** List of tasks **
**1)** Can you reproduce, word for word, the part of the tomato time estimation page between "deep reading 1" and "some content-wise stuff.", inclusive?
**2)** Could you transcribe, unchanged, only the lines of the listing between the lines holding "open-button[interactable]: 開く (146, 433, 208, 473)" and "row-date[interactable]: 2023/03/3 (25, 782, 147, 814)", inclusive?

** Source text **
Tomato Time Estimation, Time Plan

Tomato Time Estimation, Time Plan

2016-08-22. Category & Tags: Tomato, Time Management, Write, Read

PAPERS & WRITING #

Action	Time	Description & Notice
self-archive/publish 1 paper full-text online	2+ tomato	1h+, w/o code, GitHub + RG + Google scholar etc.
converting 1 paper (A4, 2col, 11pages) from MS word to Latex	13 tomato	1 ~ 1.5 day
reading 1 paper (qiqqa)	1 tomato	average time for NEW papers, regardless of scanning or deep reading.
scanning 3 papers (qiqqa)	1 tomato	judge the paper relative or not, keywords & key procedure & key conclusion, citation points.
deep reading 1 paper (qiqqa)	3 tomatoes	at least 3.
self revision of draft > quick mark & correction (real pen)	2 tomatoes	19 pages (w/o bibliography).
self revision of draft > quick apply correction (latex)	4 tomatoes	1 more is needed if also correcting newly found small issues (eg. typo) during quick apply. 19 pages (w/o bibliography).
detailed self revision of draft > mark & correction both structure & language (real pen)	11 tomatoes	26 pages (w/o bibliography). get bored after 5 tomatoes. +7 tomatoes if also some content-wise stuff.

(A few records)
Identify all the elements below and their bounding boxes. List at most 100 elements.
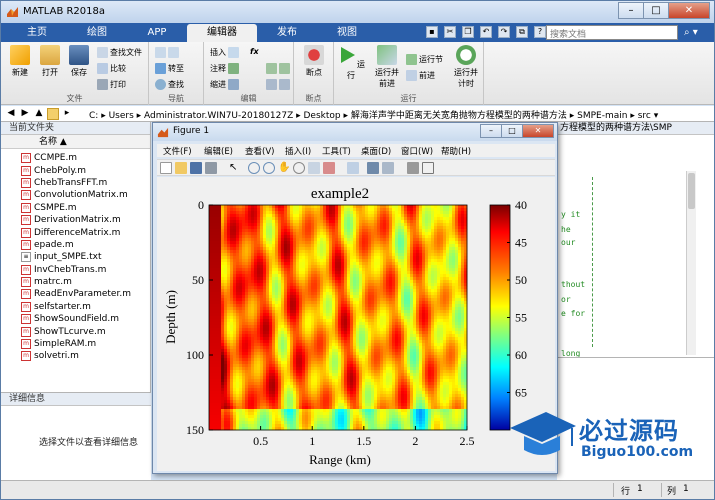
menu-insert[interactable]: 插入(I): [285, 145, 311, 157]
file-item[interactable]: m ShowTLcurve.m: [1, 325, 150, 337]
tab-apps[interactable]: APP: [127, 24, 187, 42]
file-item[interactable]: m DerivationMatrix.m: [1, 214, 150, 226]
menu-tools[interactable]: 工具(T): [322, 145, 351, 157]
file-item[interactable]: m ReadEnvParameter.m: [1, 288, 150, 300]
zoom-in-icon[interactable]: [248, 162, 260, 174]
pan-icon[interactable]: ✋: [278, 162, 290, 174]
new-figure-icon[interactable]: [160, 162, 172, 174]
menu-window[interactable]: 窗口(W): [401, 145, 433, 157]
run-advance-button[interactable]: 运行并 前进: [370, 45, 404, 89]
pointer-icon[interactable]: ↖: [229, 162, 241, 174]
file-item[interactable]: m ChebTransFFT.m: [1, 177, 150, 189]
insert-button[interactable]: 插入: [210, 47, 239, 58]
run-section-button[interactable]: 运行节: [406, 54, 443, 65]
heatmap-plot[interactable]: example2 0.5 1 1.5 2 2.5050100150 Range (km)…: [157, 177, 555, 471]
minimize-button[interactable]: –: [618, 2, 644, 19]
brush-icon[interactable]: [323, 162, 335, 174]
find-files-button[interactable]: 查找文件: [97, 47, 142, 58]
file-item[interactable]: m ShowSoundField.m: [1, 313, 150, 325]
figure-minimize-button[interactable]: –: [480, 124, 502, 138]
save-button[interactable]: 保存: [64, 45, 94, 78]
scrollbar-thumb[interactable]: [688, 173, 695, 209]
goto-button[interactable]: 转至: [155, 63, 184, 74]
find-button[interactable]: 查找: [155, 79, 184, 90]
menu-desktop[interactable]: 桌面(D): [361, 145, 391, 157]
link-plot-icon[interactable]: [347, 162, 359, 174]
breadcrumb-users[interactable]: Users: [109, 111, 134, 121]
tab-editor[interactable]: 编辑器: [187, 24, 257, 42]
search-icon[interactable]: ⌕ ▾: [684, 27, 712, 39]
file-item[interactable]: m DifferenceMatrix.m: [1, 226, 150, 238]
undo-icon[interactable]: ↶: [480, 26, 492, 38]
file-item[interactable]: m epade.m: [1, 239, 150, 251]
breadcrumb-project[interactable]: 解海洋声学中距离无关宽角抛物方程模型的两种谱方法: [351, 111, 567, 121]
file-item[interactable]: m selfstarter.m: [1, 301, 150, 313]
open-button[interactable]: 打开: [35, 45, 65, 78]
file-item[interactable]: m SimpleRAM.m: [1, 338, 150, 350]
new-button[interactable]: 新建: [5, 45, 35, 78]
file-item[interactable]: m ConvolutionMatrix.m: [1, 189, 150, 201]
rotate-icon[interactable]: [293, 162, 305, 174]
advance-button[interactable]: 前进: [406, 70, 435, 81]
tab-home[interactable]: 主页: [7, 24, 67, 42]
breadcrumb-smpe[interactable]: SMPE-main: [577, 111, 627, 121]
percent-icon[interactable]: [266, 63, 290, 74]
figure-maximize-button[interactable]: □: [501, 124, 523, 138]
menu-help[interactable]: 帮助(H): [441, 145, 471, 157]
breakpoints-button[interactable]: 断点: [299, 45, 329, 78]
fx-button[interactable]: fx: [250, 47, 259, 56]
breadcrumb-drive[interactable]: C:: [89, 111, 98, 121]
redo-icon[interactable]: ↷: [498, 26, 510, 38]
address-bar[interactable]: ◀ ▶ ▲ ▸ C: ▸ Users ▸ Administrator.WIN7U…: [1, 106, 714, 122]
save-quick-icon[interactable]: ▪: [426, 26, 438, 38]
comment-button[interactable]: 注释: [210, 63, 239, 74]
hide-tools-icon[interactable]: [407, 162, 419, 174]
tab-view[interactable]: 视图: [317, 24, 377, 42]
file-item[interactable]: m ChebPoly.m: [1, 164, 150, 176]
file-item[interactable]: m CCMPE.m: [1, 152, 150, 164]
run-time-button[interactable]: 运行并 计时: [449, 45, 483, 89]
breadcrumb-src[interactable]: src: [638, 111, 651, 121]
file-item[interactable]: ≡ input_SMPE.txt: [1, 251, 150, 263]
compare-button[interactable]: 比较: [97, 63, 126, 74]
breadcrumb-desktop[interactable]: Desktop: [304, 111, 341, 121]
folder-tree-icon[interactable]: ▸: [61, 108, 73, 120]
file-item[interactable]: m solvetri.m: [1, 350, 150, 362]
copy-icon[interactable]: ❐: [462, 26, 474, 38]
up-folder-icon[interactable]: ▲: [33, 108, 45, 120]
help-icon[interactable]: ?: [534, 26, 546, 38]
indent-button[interactable]: 缩进: [210, 79, 239, 90]
nav-arrows-icon[interactable]: [155, 47, 179, 58]
browse-folder-icon[interactable]: [47, 108, 59, 120]
run-button[interactable]: 运行: [336, 45, 366, 81]
tab-publish[interactable]: 发布: [257, 24, 317, 42]
cut-icon[interactable]: ✂: [444, 26, 456, 38]
search-input[interactable]: 搜索文档: [546, 25, 678, 40]
menu-view[interactable]: 查看(V): [245, 145, 274, 157]
file-item[interactable]: m matrc.m: [1, 276, 150, 288]
save-figure-icon[interactable]: [190, 162, 202, 174]
tab-plots[interactable]: 绘图: [67, 24, 127, 42]
switch-windows-icon[interactable]: ⧉: [516, 26, 528, 38]
forward-icon[interactable]: ▶: [19, 108, 31, 120]
data-cursor-icon[interactable]: [308, 162, 320, 174]
close-button[interactable]: ✕: [668, 2, 710, 19]
print-figure-icon[interactable]: [205, 162, 217, 174]
figure-close-button[interactable]: ✕: [522, 124, 554, 138]
name-column-header[interactable]: 名称 ▲: [1, 135, 150, 149]
zoom-out-icon[interactable]: [263, 162, 275, 174]
legend-icon[interactable]: [382, 162, 394, 174]
menu-file[interactable]: 文件(F): [163, 145, 192, 157]
editor-scrollbar[interactable]: [686, 171, 696, 355]
back-icon[interactable]: ◀: [5, 108, 17, 120]
file-item[interactable]: m InvChebTrans.m: [1, 264, 150, 276]
figure-window[interactable]: Figure 1 – □ ✕ 文件(F) 编辑(E) 查看(V) 插入(I) 工…: [152, 122, 558, 474]
menu-edit[interactable]: 编辑(E): [204, 145, 233, 157]
open-file-icon[interactable]: [175, 162, 187, 174]
dock-icon[interactable]: [422, 162, 434, 174]
colorbar-icon[interactable]: [367, 162, 379, 174]
maximize-button[interactable]: □: [643, 2, 669, 19]
file-item[interactable]: m CSMPE.m: [1, 202, 150, 214]
print-button[interactable]: 打印: [97, 79, 126, 90]
smart-indent-icon[interactable]: [266, 79, 290, 90]
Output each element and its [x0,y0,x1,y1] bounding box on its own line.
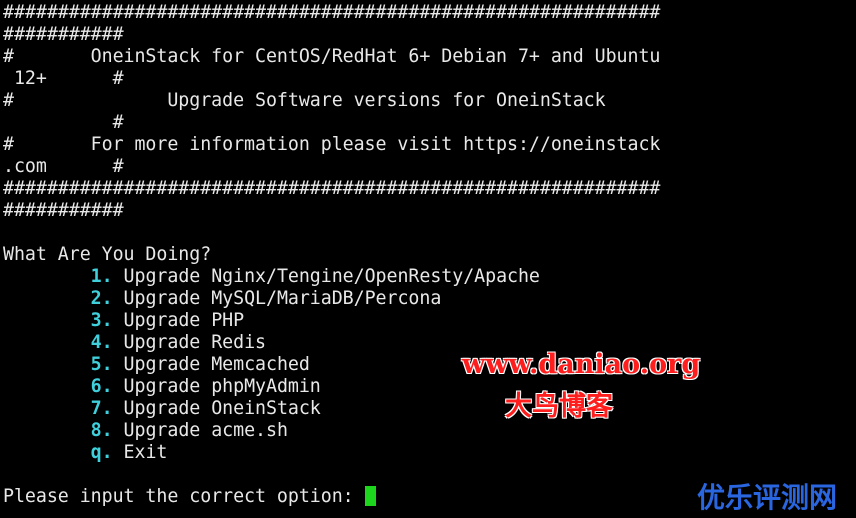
option-number: 4. [90,332,113,353]
watermark-url: www.daniao.org [462,349,701,380]
option-number: q. [90,442,113,463]
option-number: 2. [90,288,113,309]
option-label: Upgrade MySQL/MariaDB/Percona [112,288,442,309]
banner-line-5: # Upgrade Software versions for OneinSta… [3,90,606,111]
option-number: 3. [90,310,113,331]
menu-option: q. Exit [3,442,853,464]
banner-line-4: 12+ # [3,68,124,89]
option-label: Exit [112,442,168,463]
option-label: Upgrade PHP [112,310,245,331]
option-label: Upgrade OneinStack [112,398,321,419]
terminal-window[interactable]: ########################################… [3,2,853,516]
option-number: 5. [90,354,113,375]
banner-line-2: ########### [3,24,124,45]
watermark-blog-name: 大鸟博客 [505,391,613,422]
option-label: Upgrade Memcached [112,354,310,375]
menu-option: 8. Upgrade acme.sh [3,420,853,442]
option-label: Upgrade Redis [112,332,266,353]
banner-line-3: # OneinStack for CentOS/RedHat 6+ Debian… [3,46,661,67]
menu-option: 4. Upgrade Redis [3,332,853,354]
terminal-cursor[interactable] [364,486,376,506]
banner-line-6: # [3,112,124,133]
input-prompt: Please input the correct option: [3,486,365,507]
banner-line-10: ########### [3,200,124,221]
option-number: 1. [90,266,113,287]
banner-line-9: ########################################… [3,178,661,199]
option-number: 8. [90,420,113,441]
option-label: Upgrade acme.sh [112,420,288,441]
option-label: Upgrade Nginx/Tengine/OpenResty/Apache [112,266,540,287]
banner-line-7: # For more information please visit http… [3,134,661,155]
menu-option: 3. Upgrade PHP [3,310,853,332]
banner-line-8: .com # [3,156,124,177]
menu-option: 6. Upgrade phpMyAdmin [3,376,853,398]
menu-option: 2. Upgrade MySQL/MariaDB/Percona [3,288,853,310]
option-number: 7. [90,398,113,419]
menu-option: 5. Upgrade Memcached [3,354,853,376]
menu-option: 7. Upgrade OneinStack [3,398,853,420]
watermark-corner: 优乐评测网 [697,481,838,514]
banner-line-1: ########################################… [3,2,661,23]
option-label: Upgrade phpMyAdmin [112,376,321,397]
option-number: 6. [90,376,113,397]
menu-question: What Are You Doing? [3,244,212,265]
menu-option: 1. Upgrade Nginx/Tengine/OpenResty/Apach… [3,266,853,288]
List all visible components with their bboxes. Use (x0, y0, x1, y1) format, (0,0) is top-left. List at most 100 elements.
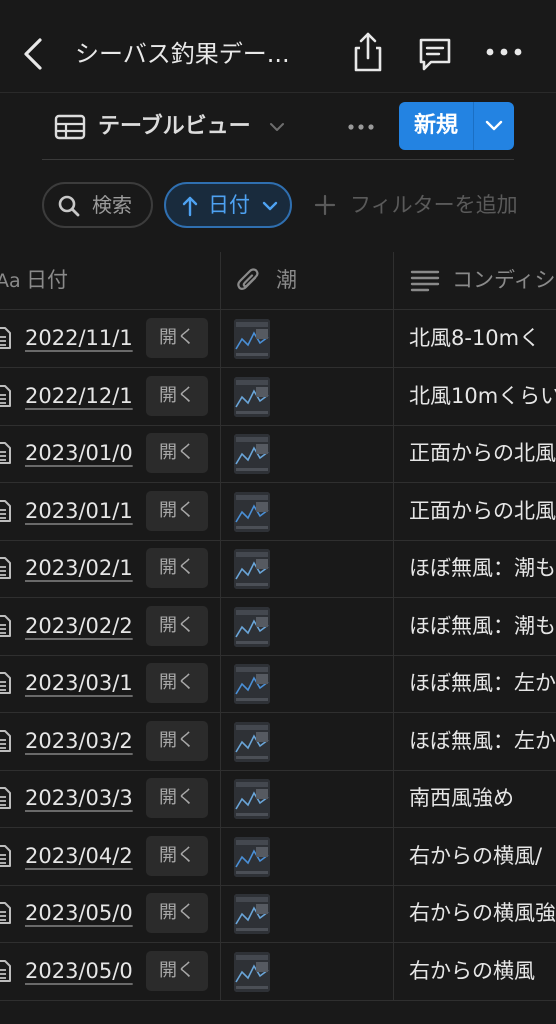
open-button[interactable]: 開く (146, 433, 208, 473)
document-icon (0, 556, 12, 580)
chevron-down-icon[interactable] (474, 102, 514, 150)
tide-chart-thumbnail[interactable] (234, 951, 270, 992)
tide-chart-thumbnail[interactable] (234, 606, 270, 647)
search-label: 検索 (92, 193, 132, 217)
tide-chart-thumbnail[interactable] (234, 894, 270, 934)
tide-chart-thumbnail[interactable] (234, 491, 270, 532)
row-date[interactable]: 2022/11/1 (25, 322, 147, 354)
sort-date-label: 日付 (208, 193, 250, 217)
column-header-date[interactable]: 日付 (26, 264, 68, 296)
table-row[interactable]: 2023/02/1 開く ほぼ無風：潮も (0, 540, 556, 598)
row-condition[interactable]: 正面からの北風 (409, 495, 556, 527)
row-date[interactable]: 2023/02/1 (25, 552, 147, 584)
row-condition[interactable]: 南西風強め (409, 782, 556, 814)
row-date[interactable]: 2022/12/1 (25, 380, 147, 412)
document-icon (0, 499, 12, 523)
open-button[interactable]: 開く (146, 663, 208, 703)
tide-chart-thumbnail[interactable] (234, 721, 270, 762)
document-icon (0, 671, 12, 695)
row-date[interactable]: 2023/03/3 (25, 782, 147, 814)
table-row[interactable]: 2023/04/2 開く 右からの横風/ (0, 828, 556, 886)
new-button-label[interactable]: 新規 (399, 102, 473, 150)
view-divider (42, 159, 514, 160)
document-icon (0, 959, 12, 983)
open-button[interactable]: 開く (146, 375, 208, 416)
tide-chart-thumbnail[interactable] (234, 319, 270, 359)
open-button[interactable]: 開く (146, 605, 208, 646)
document-icon (0, 729, 12, 753)
sort-date-chip[interactable]: 日付 (164, 182, 292, 228)
row-date[interactable]: 2023/05/0 (25, 955, 147, 987)
row-condition[interactable]: ほぼ無風：左か (409, 725, 556, 757)
row-condition[interactable]: ほぼ無風：左か (409, 667, 556, 699)
row-condition[interactable]: 正面からの北風 (409, 437, 556, 469)
back-chevron-icon[interactable] (18, 34, 50, 74)
table-row[interactable]: 2023/05/0 開く 右からの横風強 (0, 885, 556, 943)
comment-icon[interactable] (415, 30, 455, 74)
row-condition[interactable]: 右からの横風強 (409, 897, 556, 929)
title-type-icon: Aa (0, 270, 21, 292)
open-button[interactable]: 開く (146, 720, 208, 761)
view-more-icon[interactable] (344, 116, 378, 138)
view-selector-label[interactable]: テーブルビュー (98, 110, 251, 144)
row-condition[interactable]: ほぼ無風：潮も (409, 610, 556, 642)
table-row[interactable]: 2022/12/1 開く 北風10mくらい (0, 368, 556, 426)
row-date[interactable]: 2023/02/2 (25, 610, 147, 642)
document-icon (0, 326, 12, 350)
tide-chart-thumbnail[interactable] (234, 836, 270, 877)
document-icon (0, 786, 12, 810)
table-row[interactable]: 2023/02/2 開く ほぼ無風：潮も (0, 598, 556, 656)
document-icon (0, 384, 12, 408)
table-row[interactable]: 2022/11/1 開く 北風8-10mく (0, 310, 556, 368)
plus-icon[interactable] (313, 193, 337, 217)
open-button[interactable]: 開く (146, 778, 208, 818)
row-date[interactable]: 2023/04/2 (25, 840, 147, 872)
paperclip-icon (236, 266, 262, 296)
more-options-icon[interactable] (484, 30, 524, 74)
table-row[interactable]: 2023/05/0 開く 右からの横風 (0, 943, 556, 1001)
column-header-tide[interactable]: 潮 (276, 264, 297, 296)
chevron-down-icon[interactable] (268, 119, 286, 135)
row-condition[interactable]: 右からの横風/ (409, 840, 556, 872)
document-icon (0, 441, 12, 465)
document-icon (0, 614, 12, 638)
tide-chart-thumbnail[interactable] (234, 549, 270, 589)
document-icon (0, 901, 12, 925)
row-date[interactable]: 2023/01/1 (25, 495, 147, 527)
new-button[interactable]: 新規 (399, 102, 514, 150)
row-condition[interactable]: 右からの横風 (409, 955, 556, 987)
page-title: シーバス釣果デー... (75, 40, 290, 68)
tide-chart-thumbnail[interactable] (234, 434, 270, 474)
open-button[interactable]: 開く (146, 318, 208, 358)
row-condition[interactable]: 北風8-10mく (409, 322, 556, 354)
share-icon[interactable] (348, 30, 388, 74)
document-icon (0, 844, 12, 868)
arrow-up-icon (180, 194, 200, 218)
text-lines-icon (410, 268, 440, 294)
column-header-condition[interactable]: コンディション (452, 264, 556, 296)
row-date[interactable]: 2023/05/0 (25, 897, 147, 929)
open-button[interactable]: 開く (146, 950, 208, 991)
table-row[interactable]: 2023/01/0 開く 正面からの北風 (0, 425, 556, 483)
open-button[interactable]: 開く (146, 835, 208, 876)
row-date[interactable]: 2023/03/2 (25, 725, 147, 757)
table-row[interactable]: 2023/03/1 開く ほぼ無風：左か (0, 655, 556, 713)
row-condition[interactable]: ほぼ無風：潮も (409, 552, 556, 584)
tide-chart-thumbnail[interactable] (234, 376, 270, 417)
row-date[interactable]: 2023/03/1 (25, 667, 147, 699)
open-button[interactable]: 開く (146, 548, 208, 588)
table-view-icon[interactable] (54, 113, 86, 141)
tide-chart-thumbnail[interactable] (234, 779, 270, 819)
table-row[interactable]: 2023/03/2 開く ほぼ無風：左か (0, 713, 556, 771)
add-filter-label[interactable]: フィルターを追加 (350, 186, 556, 224)
row-condition[interactable]: 北風10mくらい (409, 380, 556, 412)
page: シーバス釣果デー... テーブルビュー 新規 検索 日付 フィルターを追加 Aa… (0, 0, 556, 1024)
table-row[interactable]: 2023/03/3 開く 南西風強め (0, 770, 556, 828)
row-date[interactable]: 2023/01/0 (25, 437, 147, 469)
search-icon (56, 193, 82, 219)
table-row[interactable]: 2023/01/1 開く 正面からの北風 (0, 483, 556, 541)
open-button[interactable]: 開く (146, 893, 208, 933)
search-chip[interactable]: 検索 (42, 182, 153, 228)
tide-chart-thumbnail[interactable] (234, 664, 270, 704)
open-button[interactable]: 開く (146, 490, 208, 531)
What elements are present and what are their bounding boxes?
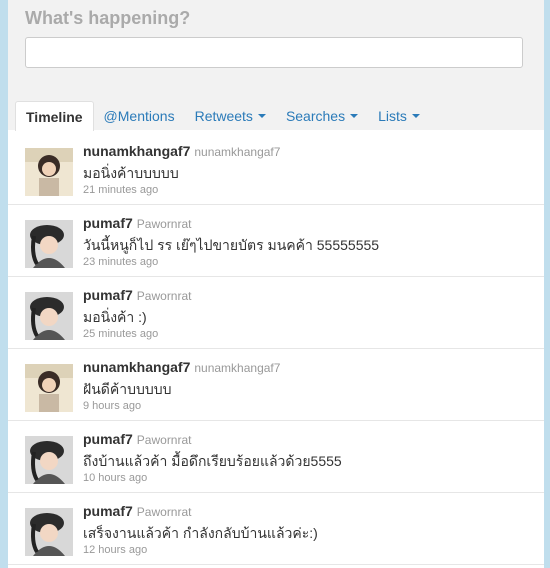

** Responses in order **
**1)**
deep reading 1 paper (qiqqa)	3 tomatoes	at least 3.
self revision of draft > quick mark & correction (real pen)	2 tomatoes	19 pages (w/o bibliography).
self revision of draft > quick apply correction (latex)	4 tomatoes	1 more is needed if also correcting newly found small issues (eg. typo) during quick apply. 19 pages (w/o bibliography).
detailed self revision of draft > mark & correction both structure & language (real pen)	11 tomatoes	26 pages (w/o bibliography). get bored after 5 tomatoes. +7 tomatoes if also some content-wise stuff.

**2)**
open-button[interactable]: 開く (146, 433, 208, 473)
document-icon (0, 556, 12, 580)
chevron-down-icon[interactable] (474, 102, 514, 150)
tide-chart-thumbnail[interactable] (234, 951, 270, 992)
tide-chart-thumbnail[interactable] (234, 606, 270, 647)
search-label: 検索 (92, 193, 132, 217)
tide-chart-thumbnail[interactable] (234, 894, 270, 934)
tide-chart-thumbnail[interactable] (234, 491, 270, 532)
row-date[interactable]: 2022/11/1 (25, 322, 147, 354)
sort-date-label: 日付 (208, 193, 250, 217)
column-header-date[interactable]: 日付 (26, 264, 68, 296)
table-row[interactable]: 2023/02/1 開く ほぼ無風：潮も (0, 540, 556, 598)
row-condition[interactable]: 正面からの北風 (409, 495, 556, 527)
row-date[interactable]: 2023/02/1 (25, 552, 147, 584)
row-condition[interactable]: 南西風強め (409, 782, 556, 814)
row-date[interactable]: 2022/12/1 (25, 380, 147, 412)
document-icon (0, 499, 12, 523)
open-button[interactable]: 開く (146, 663, 208, 703)
tide-chart-thumbnail[interactable] (234, 721, 270, 762)
document-icon (0, 671, 12, 695)
row-date[interactable]: 2023/03/3 (25, 782, 147, 814)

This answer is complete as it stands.